Directions - Repeat all the material exactly; pictures stay out of your copy.

Supplied data -
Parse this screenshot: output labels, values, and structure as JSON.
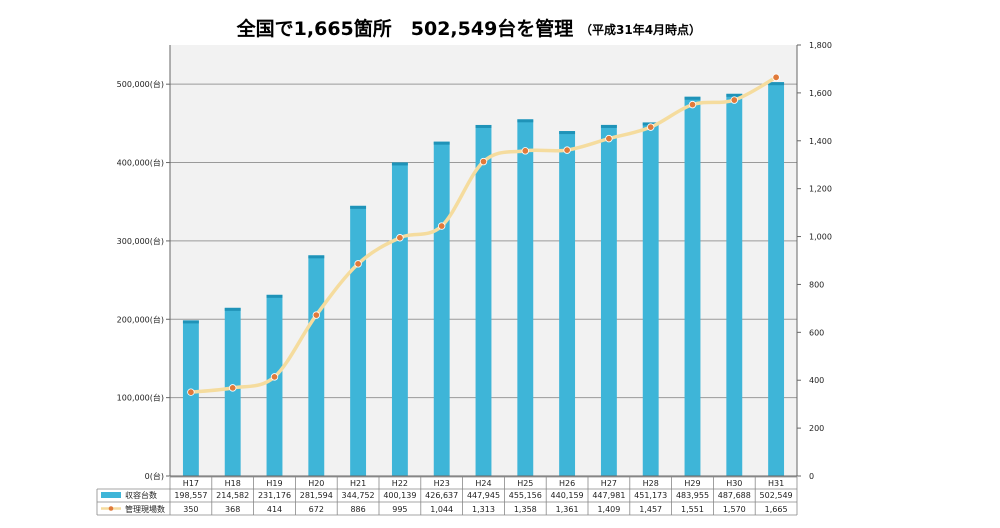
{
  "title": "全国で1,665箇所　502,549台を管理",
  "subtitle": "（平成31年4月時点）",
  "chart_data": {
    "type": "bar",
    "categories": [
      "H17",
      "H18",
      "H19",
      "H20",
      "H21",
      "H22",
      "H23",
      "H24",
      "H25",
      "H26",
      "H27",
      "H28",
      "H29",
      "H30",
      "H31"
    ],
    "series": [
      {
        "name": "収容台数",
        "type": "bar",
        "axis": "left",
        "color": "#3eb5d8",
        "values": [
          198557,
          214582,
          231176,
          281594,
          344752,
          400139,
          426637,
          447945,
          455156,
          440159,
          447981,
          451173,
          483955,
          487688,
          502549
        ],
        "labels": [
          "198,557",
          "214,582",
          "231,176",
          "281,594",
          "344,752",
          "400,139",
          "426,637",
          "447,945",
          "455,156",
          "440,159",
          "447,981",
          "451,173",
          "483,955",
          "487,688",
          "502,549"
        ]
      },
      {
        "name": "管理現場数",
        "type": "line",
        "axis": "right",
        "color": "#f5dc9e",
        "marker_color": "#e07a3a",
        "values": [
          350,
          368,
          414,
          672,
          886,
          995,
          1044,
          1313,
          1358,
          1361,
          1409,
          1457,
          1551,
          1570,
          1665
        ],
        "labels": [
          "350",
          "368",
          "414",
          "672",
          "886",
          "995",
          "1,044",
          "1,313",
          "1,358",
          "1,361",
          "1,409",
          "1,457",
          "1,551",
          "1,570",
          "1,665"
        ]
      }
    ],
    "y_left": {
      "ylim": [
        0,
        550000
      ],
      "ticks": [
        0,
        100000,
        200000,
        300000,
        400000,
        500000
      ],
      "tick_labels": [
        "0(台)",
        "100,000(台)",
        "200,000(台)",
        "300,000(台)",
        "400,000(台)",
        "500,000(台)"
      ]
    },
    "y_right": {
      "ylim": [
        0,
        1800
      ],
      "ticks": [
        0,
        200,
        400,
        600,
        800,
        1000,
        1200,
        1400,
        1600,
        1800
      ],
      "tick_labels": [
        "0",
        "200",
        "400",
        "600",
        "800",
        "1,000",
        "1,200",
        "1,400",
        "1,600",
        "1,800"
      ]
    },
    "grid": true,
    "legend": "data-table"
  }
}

Output -
Parse this screenshot: output labels, values, and structure as JSON.
{
  "title": "全国で1,665箇所　502,549台を管理",
  "subtitle": "（平成31年4月時点）",
  "chart_data": {
    "type": "bar",
    "categories": [
      "H17",
      "H18",
      "H19",
      "H20",
      "H21",
      "H22",
      "H23",
      "H24",
      "H25",
      "H26",
      "H27",
      "H28",
      "H29",
      "H30",
      "H31"
    ],
    "series": [
      {
        "name": "収容台数",
        "type": "bar",
        "axis": "left",
        "color": "#3eb5d8",
        "values": [
          198557,
          214582,
          231176,
          281594,
          344752,
          400139,
          426637,
          447945,
          455156,
          440159,
          447981,
          451173,
          483955,
          487688,
          502549
        ],
        "labels": [
          "198,557",
          "214,582",
          "231,176",
          "281,594",
          "344,752",
          "400,139",
          "426,637",
          "447,945",
          "455,156",
          "440,159",
          "447,981",
          "451,173",
          "483,955",
          "487,688",
          "502,549"
        ]
      },
      {
        "name": "管理現場数",
        "type": "line",
        "axis": "right",
        "color": "#f5dc9e",
        "marker_color": "#e07a3a",
        "values": [
          350,
          368,
          414,
          672,
          886,
          995,
          1044,
          1313,
          1358,
          1361,
          1409,
          1457,
          1551,
          1570,
          1665
        ],
        "labels": [
          "350",
          "368",
          "414",
          "672",
          "886",
          "995",
          "1,044",
          "1,313",
          "1,358",
          "1,361",
          "1,409",
          "1,457",
          "1,551",
          "1,570",
          "1,665"
        ]
      }
    ],
    "y_left": {
      "ylim": [
        0,
        550000
      ],
      "ticks": [
        0,
        100000,
        200000,
        300000,
        400000,
        500000
      ],
      "tick_labels": [
        "0(台)",
        "100,000(台)",
        "200,000(台)",
        "300,000(台)",
        "400,000(台)",
        "500,000(台)"
      ]
    },
    "y_right": {
      "ylim": [
        0,
        1800
      ],
      "ticks": [
        0,
        200,
        400,
        600,
        800,
        1000,
        1200,
        1400,
        1600,
        1800
      ],
      "tick_labels": [
        "0",
        "200",
        "400",
        "600",
        "800",
        "1,000",
        "1,200",
        "1,400",
        "1,600",
        "1,800"
      ]
    },
    "grid": true,
    "legend": "data-table"
  }
}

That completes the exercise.